__Data provided__
▶

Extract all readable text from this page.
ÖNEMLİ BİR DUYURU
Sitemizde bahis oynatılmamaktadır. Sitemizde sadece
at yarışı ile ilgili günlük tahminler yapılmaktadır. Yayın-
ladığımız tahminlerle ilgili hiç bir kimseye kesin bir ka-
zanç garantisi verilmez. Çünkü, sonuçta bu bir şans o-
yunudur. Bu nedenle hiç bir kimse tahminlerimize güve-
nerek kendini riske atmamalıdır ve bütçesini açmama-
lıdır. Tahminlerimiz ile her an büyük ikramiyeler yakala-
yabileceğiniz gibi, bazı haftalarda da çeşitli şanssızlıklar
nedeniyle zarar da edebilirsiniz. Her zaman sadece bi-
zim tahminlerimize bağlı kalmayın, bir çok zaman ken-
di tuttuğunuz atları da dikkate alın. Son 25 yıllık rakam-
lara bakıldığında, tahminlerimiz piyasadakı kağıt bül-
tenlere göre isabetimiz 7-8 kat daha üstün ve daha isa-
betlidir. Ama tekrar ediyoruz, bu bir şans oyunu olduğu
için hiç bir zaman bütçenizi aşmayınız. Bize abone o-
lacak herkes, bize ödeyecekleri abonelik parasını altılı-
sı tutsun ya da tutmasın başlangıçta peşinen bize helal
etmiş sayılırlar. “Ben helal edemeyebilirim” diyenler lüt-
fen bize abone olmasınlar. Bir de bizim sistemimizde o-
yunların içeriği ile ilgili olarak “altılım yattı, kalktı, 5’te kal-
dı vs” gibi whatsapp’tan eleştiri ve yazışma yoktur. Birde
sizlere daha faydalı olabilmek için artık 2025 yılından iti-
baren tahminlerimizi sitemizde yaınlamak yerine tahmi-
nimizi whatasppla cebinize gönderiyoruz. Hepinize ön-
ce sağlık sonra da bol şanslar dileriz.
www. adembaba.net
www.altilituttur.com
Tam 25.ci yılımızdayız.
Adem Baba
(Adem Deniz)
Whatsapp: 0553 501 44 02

◀

__Work to complete__
Pick each line holding the word "tahminlerimize" out of the data and copy it.

__Task result__
yunudur. Bu nedenle hiç bir kimse tahminlerimize güve-
zim tahminlerimize bağlı kalmayın, bir çok zaman ken-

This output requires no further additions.